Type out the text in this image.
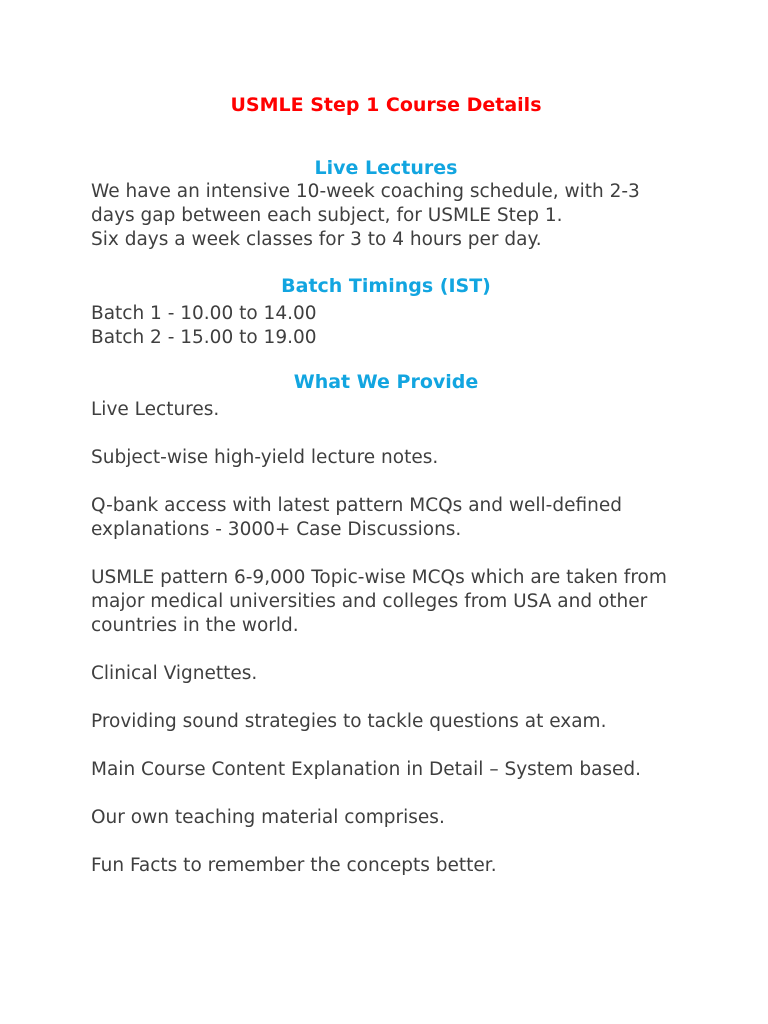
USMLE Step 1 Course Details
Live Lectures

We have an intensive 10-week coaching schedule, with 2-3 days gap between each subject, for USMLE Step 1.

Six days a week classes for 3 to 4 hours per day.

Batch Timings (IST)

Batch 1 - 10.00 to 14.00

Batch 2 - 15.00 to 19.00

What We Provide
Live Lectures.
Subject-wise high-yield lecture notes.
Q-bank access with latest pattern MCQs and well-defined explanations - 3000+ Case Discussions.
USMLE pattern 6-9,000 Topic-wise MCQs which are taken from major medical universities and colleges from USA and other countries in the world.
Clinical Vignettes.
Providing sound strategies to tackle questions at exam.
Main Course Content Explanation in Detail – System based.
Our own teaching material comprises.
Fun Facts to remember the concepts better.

—————

What this task involves -
Scan the lines above for "USMLE", then copy every one that has it.

Reply -
USMLE Step 1 Course Details
We have an intensive 10-week coaching schedule, with 2-3 days gap between each subject, for USMLE Step 1.
USMLE pattern 6-9,000 Topic-wise MCQs which are taken from major medical universities and colleges from USA and other countries in the world.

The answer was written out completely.